Emit the line that holds "Read out every word on this page." and all lines following it through the end of the data, verbatim, and nothing else.

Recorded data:
# # # # # # #

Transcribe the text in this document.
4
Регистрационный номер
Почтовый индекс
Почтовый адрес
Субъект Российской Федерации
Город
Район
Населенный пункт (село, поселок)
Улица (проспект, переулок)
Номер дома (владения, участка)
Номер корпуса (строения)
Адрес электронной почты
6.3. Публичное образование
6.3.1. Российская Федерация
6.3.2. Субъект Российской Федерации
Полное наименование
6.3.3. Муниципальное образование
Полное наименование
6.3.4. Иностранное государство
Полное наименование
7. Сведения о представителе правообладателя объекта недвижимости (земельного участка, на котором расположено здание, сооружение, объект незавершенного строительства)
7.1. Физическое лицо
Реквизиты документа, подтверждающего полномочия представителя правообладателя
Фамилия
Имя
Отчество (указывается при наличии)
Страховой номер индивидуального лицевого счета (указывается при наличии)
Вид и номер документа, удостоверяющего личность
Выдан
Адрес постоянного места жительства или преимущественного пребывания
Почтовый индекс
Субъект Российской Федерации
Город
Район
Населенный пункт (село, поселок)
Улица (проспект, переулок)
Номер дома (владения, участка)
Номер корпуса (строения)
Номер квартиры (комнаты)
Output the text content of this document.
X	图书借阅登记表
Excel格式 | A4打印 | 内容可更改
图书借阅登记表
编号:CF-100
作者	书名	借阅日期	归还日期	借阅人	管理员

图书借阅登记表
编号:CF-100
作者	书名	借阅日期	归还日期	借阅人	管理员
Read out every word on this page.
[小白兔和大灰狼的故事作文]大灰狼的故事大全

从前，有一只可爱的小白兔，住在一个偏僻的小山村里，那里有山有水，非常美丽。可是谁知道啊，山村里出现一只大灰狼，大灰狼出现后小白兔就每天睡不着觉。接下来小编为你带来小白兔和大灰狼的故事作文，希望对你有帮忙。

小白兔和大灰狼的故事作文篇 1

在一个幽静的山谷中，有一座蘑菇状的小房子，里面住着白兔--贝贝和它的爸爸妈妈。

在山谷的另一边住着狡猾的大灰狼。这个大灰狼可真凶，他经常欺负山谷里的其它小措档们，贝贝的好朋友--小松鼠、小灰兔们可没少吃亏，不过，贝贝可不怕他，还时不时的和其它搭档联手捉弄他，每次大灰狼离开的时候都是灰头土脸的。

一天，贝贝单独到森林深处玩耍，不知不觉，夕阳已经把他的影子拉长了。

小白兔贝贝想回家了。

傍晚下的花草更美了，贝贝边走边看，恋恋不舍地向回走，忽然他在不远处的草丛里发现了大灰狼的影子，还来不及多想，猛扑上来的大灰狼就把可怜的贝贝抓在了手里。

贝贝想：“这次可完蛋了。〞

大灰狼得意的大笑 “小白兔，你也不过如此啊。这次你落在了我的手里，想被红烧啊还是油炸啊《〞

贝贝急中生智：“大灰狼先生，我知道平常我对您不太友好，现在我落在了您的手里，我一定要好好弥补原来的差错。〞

# # # # # # #

Task response:
Read out every word on this page.
[小白兔和大灰狼的故事作文]大灰狼的故事大全

从前，有一只可爱的小白兔，住在一个偏僻的小山村里，那里有山有水，非常美丽。可是谁知道啊，山村里出现一只大灰狼，大灰狼出现后小白兔就每天睡不着觉。接下来小编为你带来小白兔和大灰狼的故事作文，希望对你有帮忙。

小白兔和大灰狼的故事作文篇 1

在一个幽静的山谷中，有一座蘑菇状的小房子，里面住着白兔--贝贝和它的爸爸妈妈。

在山谷的另一边住着狡猾的大灰狼。这个大灰狼可真凶，他经常欺负山谷里的其它小措档们，贝贝的好朋友--小松鼠、小灰兔们可没少吃亏，不过，贝贝可不怕他，还时不时的和其它搭档联手捉弄他，每次大灰狼离开的时候都是灰头土脸的。

一天，贝贝单独到森林深处玩耍，不知不觉，夕阳已经把他的影子拉长了。

小白兔贝贝想回家了。

傍晚下的花草更美了，贝贝边走边看，恋恋不舍地向回走，忽然他在不远处的草丛里发现了大灰狼的影子，还来不及多想，猛扑上来的大灰狼就把可怜的贝贝抓在了手里。

贝贝想：“这次可完蛋了。〞

大灰狼得意的大笑 “小白兔，你也不过如此啊。这次你落在了我的手里，想被红烧啊还是油炸啊《〞

贝贝急中生智：“大灰狼先生，我知道平常我对您不太友好，现在我落在了您的手里，我一定要好好弥补原来的差错。〞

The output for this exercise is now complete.